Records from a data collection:
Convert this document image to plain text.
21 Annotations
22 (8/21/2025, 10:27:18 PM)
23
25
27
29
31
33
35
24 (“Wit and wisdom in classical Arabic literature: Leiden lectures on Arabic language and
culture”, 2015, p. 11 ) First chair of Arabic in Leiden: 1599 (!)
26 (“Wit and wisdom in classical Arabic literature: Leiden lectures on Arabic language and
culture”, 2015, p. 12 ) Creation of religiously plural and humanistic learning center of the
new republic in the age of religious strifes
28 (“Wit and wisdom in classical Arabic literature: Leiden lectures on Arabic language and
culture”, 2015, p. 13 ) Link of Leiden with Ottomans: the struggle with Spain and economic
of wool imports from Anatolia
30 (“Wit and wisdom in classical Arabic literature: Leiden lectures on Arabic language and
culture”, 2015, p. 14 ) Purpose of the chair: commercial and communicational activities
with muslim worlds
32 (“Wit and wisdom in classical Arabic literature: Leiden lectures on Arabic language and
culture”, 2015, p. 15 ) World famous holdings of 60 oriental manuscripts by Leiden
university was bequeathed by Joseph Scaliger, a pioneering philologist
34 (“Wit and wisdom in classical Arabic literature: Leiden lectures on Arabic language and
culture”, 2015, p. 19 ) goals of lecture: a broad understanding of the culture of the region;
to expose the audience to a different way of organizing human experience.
==
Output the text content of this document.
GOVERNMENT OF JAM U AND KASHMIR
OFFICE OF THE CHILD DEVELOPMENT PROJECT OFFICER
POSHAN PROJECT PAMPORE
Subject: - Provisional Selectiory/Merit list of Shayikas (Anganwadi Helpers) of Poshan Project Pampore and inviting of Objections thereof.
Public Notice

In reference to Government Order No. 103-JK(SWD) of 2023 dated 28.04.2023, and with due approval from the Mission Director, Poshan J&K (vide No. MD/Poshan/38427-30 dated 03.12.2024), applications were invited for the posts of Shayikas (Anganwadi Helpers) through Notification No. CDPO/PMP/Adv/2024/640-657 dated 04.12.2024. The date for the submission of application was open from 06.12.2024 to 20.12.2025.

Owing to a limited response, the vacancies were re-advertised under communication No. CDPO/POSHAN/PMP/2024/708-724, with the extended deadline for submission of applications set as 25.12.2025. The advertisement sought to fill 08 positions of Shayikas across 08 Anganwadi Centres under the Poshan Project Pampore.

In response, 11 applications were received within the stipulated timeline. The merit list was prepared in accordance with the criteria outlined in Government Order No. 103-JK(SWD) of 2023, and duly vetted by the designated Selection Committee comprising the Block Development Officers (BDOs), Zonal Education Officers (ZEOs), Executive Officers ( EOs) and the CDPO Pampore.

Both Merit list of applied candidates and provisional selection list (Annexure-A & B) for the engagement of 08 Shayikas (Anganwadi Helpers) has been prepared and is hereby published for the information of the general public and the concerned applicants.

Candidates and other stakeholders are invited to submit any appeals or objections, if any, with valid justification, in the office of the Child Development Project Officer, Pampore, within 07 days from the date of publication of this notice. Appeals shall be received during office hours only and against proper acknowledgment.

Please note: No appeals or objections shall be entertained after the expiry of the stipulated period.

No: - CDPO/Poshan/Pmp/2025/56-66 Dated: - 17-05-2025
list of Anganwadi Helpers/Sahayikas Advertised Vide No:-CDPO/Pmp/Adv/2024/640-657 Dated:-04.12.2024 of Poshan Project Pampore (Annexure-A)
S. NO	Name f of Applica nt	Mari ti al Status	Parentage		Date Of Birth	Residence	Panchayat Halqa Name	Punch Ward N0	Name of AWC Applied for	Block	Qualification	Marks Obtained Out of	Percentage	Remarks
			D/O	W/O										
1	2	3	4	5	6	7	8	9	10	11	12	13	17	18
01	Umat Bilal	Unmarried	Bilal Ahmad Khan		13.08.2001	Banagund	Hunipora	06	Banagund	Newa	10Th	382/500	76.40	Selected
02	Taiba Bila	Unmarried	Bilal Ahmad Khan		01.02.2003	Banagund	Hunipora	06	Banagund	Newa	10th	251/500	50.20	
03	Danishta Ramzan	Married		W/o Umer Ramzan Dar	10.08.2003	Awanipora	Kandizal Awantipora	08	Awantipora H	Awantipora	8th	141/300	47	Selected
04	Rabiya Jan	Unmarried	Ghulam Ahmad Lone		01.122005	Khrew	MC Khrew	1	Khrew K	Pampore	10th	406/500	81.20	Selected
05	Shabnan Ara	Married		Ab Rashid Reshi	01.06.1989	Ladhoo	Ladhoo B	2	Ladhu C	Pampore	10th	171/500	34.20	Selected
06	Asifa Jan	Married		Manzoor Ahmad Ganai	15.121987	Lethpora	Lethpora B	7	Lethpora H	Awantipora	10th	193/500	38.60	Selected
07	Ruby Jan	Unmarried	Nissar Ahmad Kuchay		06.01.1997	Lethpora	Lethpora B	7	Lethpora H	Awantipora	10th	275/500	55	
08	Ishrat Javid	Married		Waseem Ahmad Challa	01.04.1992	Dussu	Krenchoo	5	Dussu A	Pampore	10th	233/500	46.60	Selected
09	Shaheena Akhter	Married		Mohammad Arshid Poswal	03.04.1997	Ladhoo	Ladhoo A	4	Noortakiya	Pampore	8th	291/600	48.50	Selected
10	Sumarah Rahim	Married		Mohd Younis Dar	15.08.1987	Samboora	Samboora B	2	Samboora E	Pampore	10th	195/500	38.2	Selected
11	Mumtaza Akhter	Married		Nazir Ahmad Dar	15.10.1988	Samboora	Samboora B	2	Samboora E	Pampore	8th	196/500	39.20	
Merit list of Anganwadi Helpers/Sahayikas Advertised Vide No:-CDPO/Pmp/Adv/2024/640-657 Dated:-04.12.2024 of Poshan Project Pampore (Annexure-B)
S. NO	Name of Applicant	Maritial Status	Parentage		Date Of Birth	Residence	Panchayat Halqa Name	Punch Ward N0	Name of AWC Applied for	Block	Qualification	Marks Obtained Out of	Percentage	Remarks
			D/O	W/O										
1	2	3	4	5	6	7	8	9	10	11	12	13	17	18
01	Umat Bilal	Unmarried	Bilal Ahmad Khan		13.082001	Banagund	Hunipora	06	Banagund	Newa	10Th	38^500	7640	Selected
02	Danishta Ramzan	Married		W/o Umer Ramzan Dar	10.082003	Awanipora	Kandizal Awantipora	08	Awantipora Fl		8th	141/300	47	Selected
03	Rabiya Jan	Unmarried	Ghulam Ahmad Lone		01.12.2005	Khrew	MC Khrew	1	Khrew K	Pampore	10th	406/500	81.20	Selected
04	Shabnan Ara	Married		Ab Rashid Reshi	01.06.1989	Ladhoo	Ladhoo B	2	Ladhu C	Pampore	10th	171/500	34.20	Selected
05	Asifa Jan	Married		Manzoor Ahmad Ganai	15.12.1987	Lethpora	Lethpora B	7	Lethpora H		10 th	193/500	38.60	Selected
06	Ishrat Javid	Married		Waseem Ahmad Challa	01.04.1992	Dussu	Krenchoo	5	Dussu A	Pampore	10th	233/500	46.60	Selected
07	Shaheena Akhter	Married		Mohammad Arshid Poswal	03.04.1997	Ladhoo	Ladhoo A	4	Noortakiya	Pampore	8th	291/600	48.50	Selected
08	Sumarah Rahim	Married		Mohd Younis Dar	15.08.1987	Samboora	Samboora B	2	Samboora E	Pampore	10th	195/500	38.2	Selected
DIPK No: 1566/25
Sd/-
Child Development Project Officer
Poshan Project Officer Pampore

* _AIM_: Pull out each line of the listing that holds the string "Qualification".

* _ANSWER IN FULL_:
S. NO	Name f of Applica nt	Mari ti al Status	Parentage		Date Of Birth	Residence	Panchayat Halqa Name	Punch Ward N0	Name of AWC Applied for	Block	Qualification	Marks Obtained Out of	Percentage	Remarks
S. NO	Name of Applicant	Maritial Status	Parentage		Date Of Birth	Residence	Panchayat Halqa Name	Punch Ward N0	Name of AWC Applied for	Block	Qualification	Marks Obtained Out of	Percentage	Remarks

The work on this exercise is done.